(Stored dataset items)
==============================
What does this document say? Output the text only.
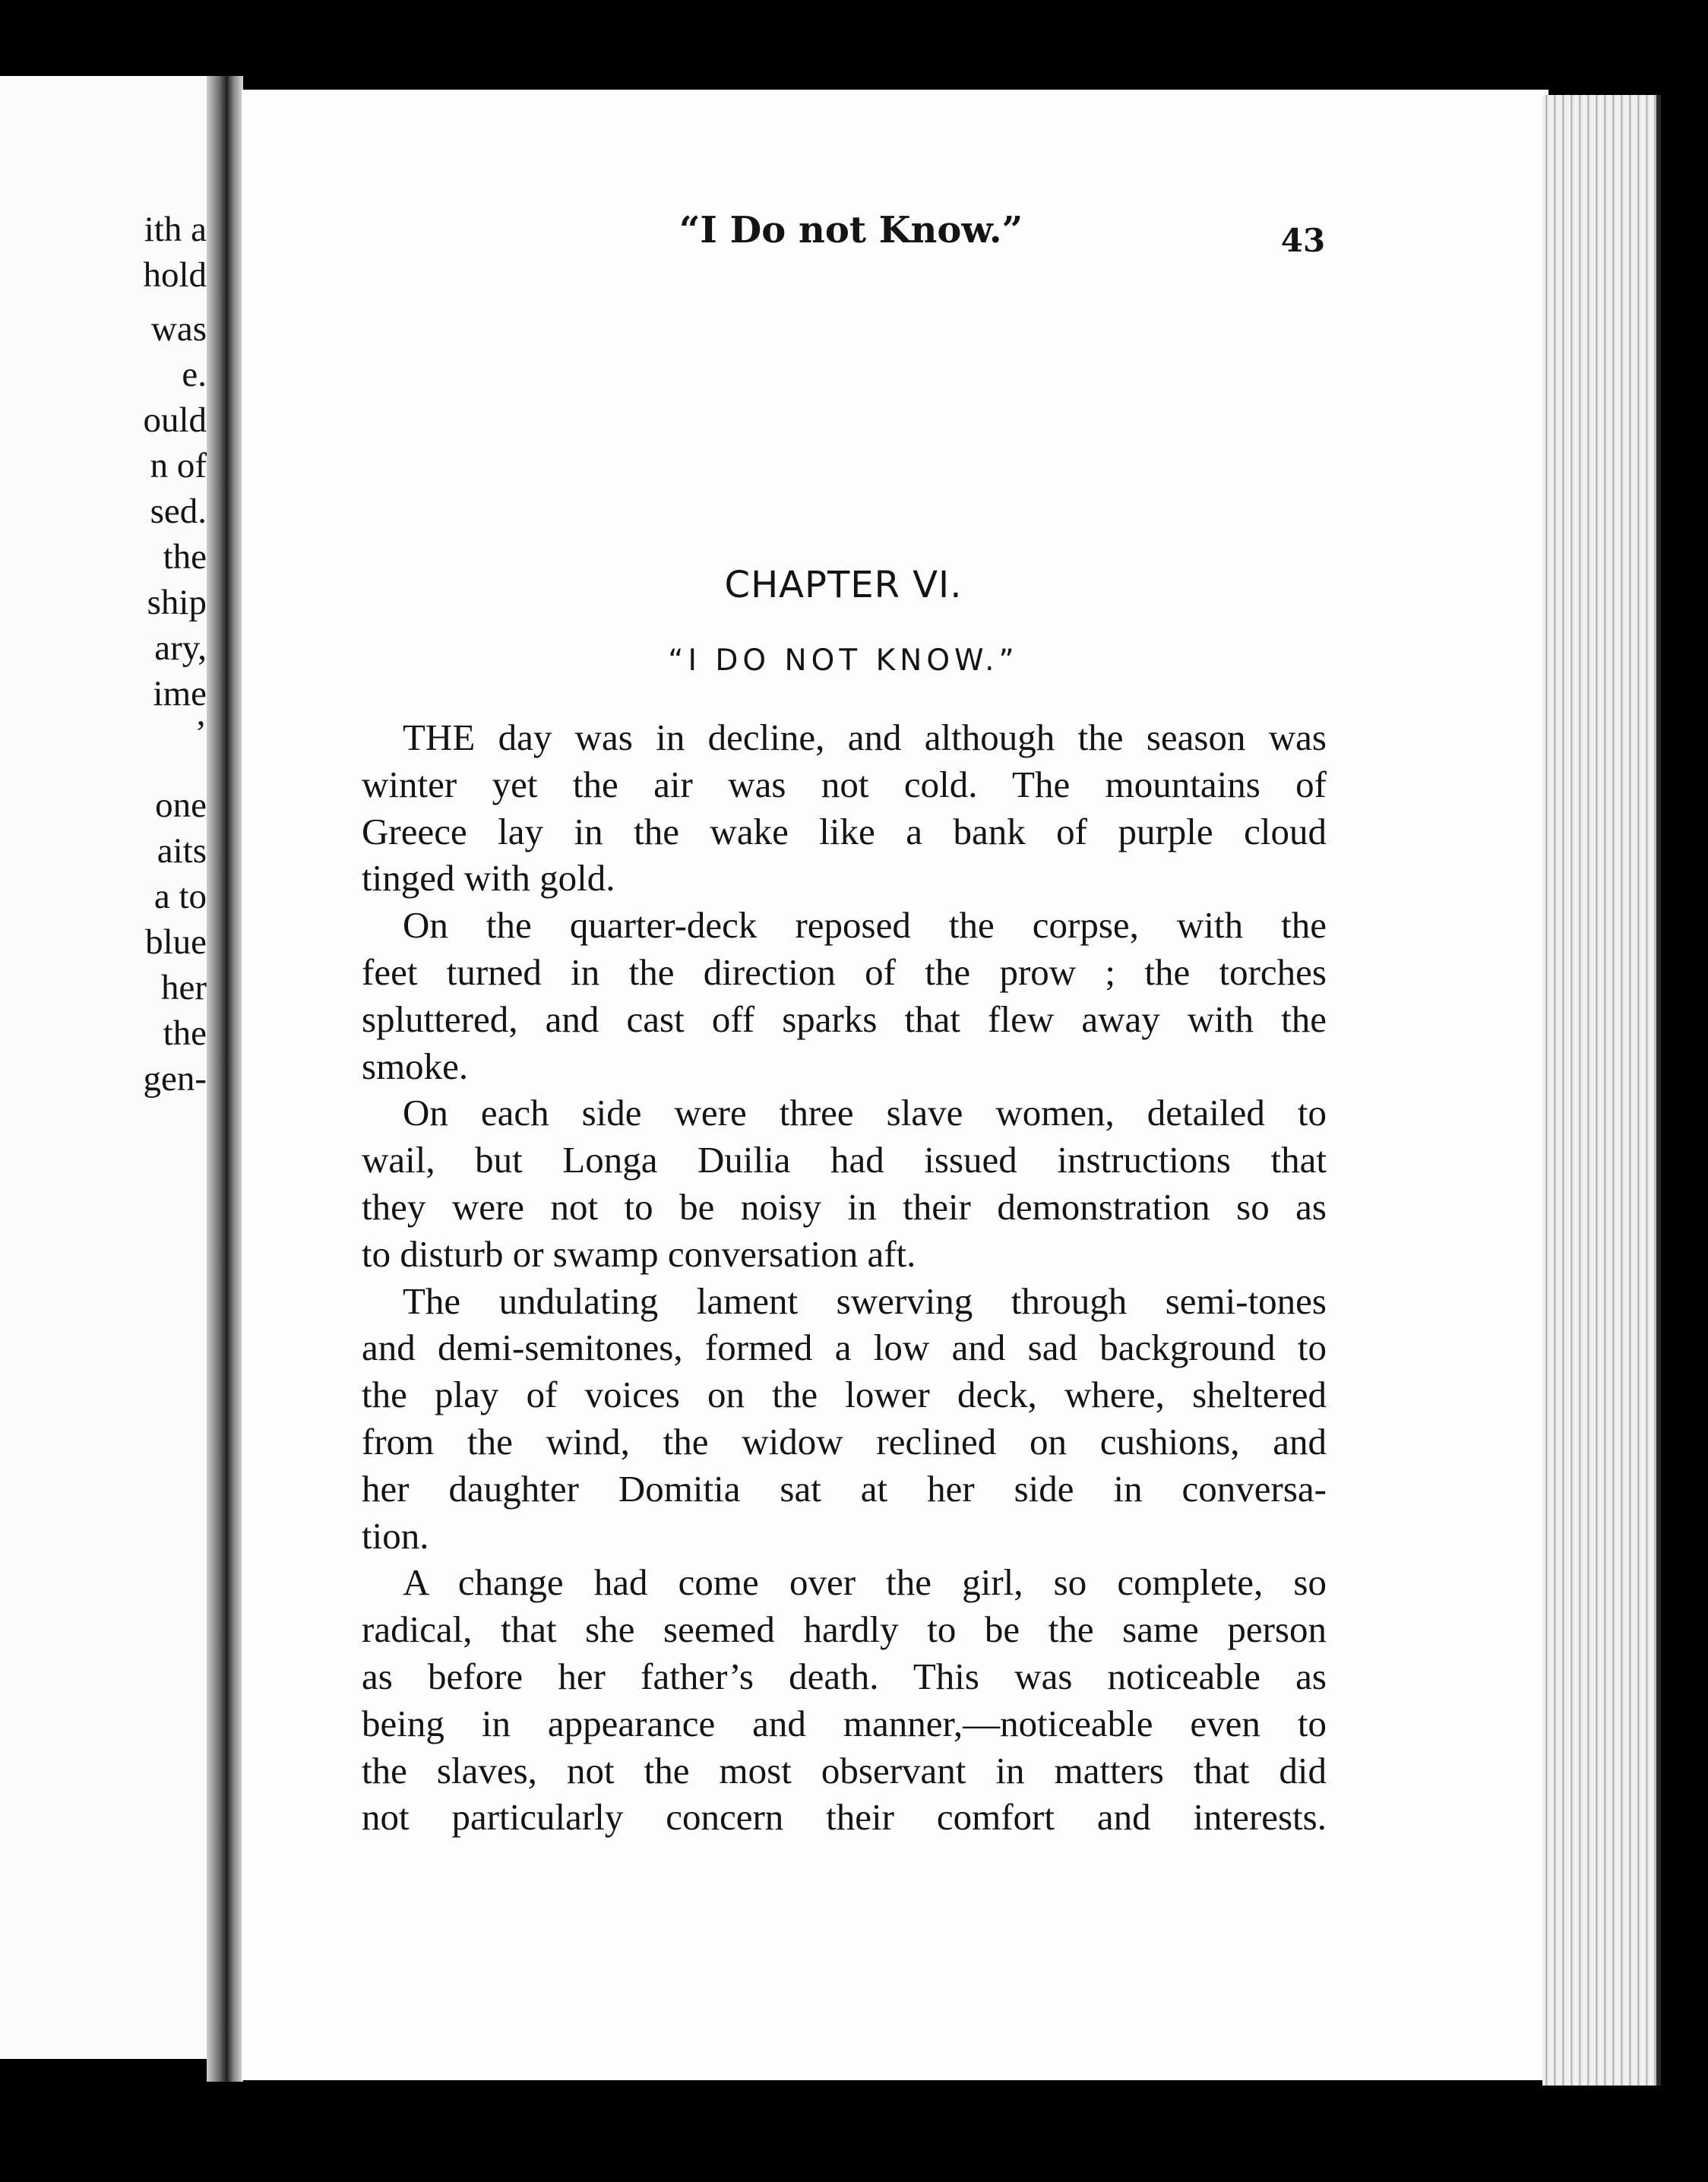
ith a
hold
was
e.
ould
n of
sed.
the
ship
ary,
ime
’
one
aits
a to
blue
her
the
gen-
“I Do not Know.”	43
CHAPTER VI.
“I DO NOT KNOW.”
THE day was in decline, and although the season was
winter yet the air was not cold. The mountains of
Greece lay in the wake like a bank of purple cloud
tinged with gold.
On the quarter-deck reposed the corpse, with the
feet turned in the direction of the prow ; the torches
spluttered, and cast off sparks that flew away with the
smoke.
On each side were three slave women, detailed to
wail, but Longa Duilia had issued instructions that
they were not to be noisy in their demonstration so as
to disturb or swamp conversation aft.
The undulating lament swerving through semi-tones
and demi-semitones, formed a low and sad background to
the play of voices on the lower deck, where, sheltered
from the wind, the widow reclined on cushions, and
her daughter Domitia sat at her side in conversa-
tion.
A change had come over the girl, so complete, so
radical, that she seemed hardly to be the same person
as before her father’s death. This was noticeable as
being in appearance and manner,—noticeable even to
the slaves, not the most observant in matters that did
not particularly concern their comfort and interests.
==============================
### TASK DESCRIPTION
Copy out every line holding the string "deck".

### ANSWER TO THIS TASK
On the quarter-deck reposed the corpse, with the
the play of voices on the lower deck, where, sheltered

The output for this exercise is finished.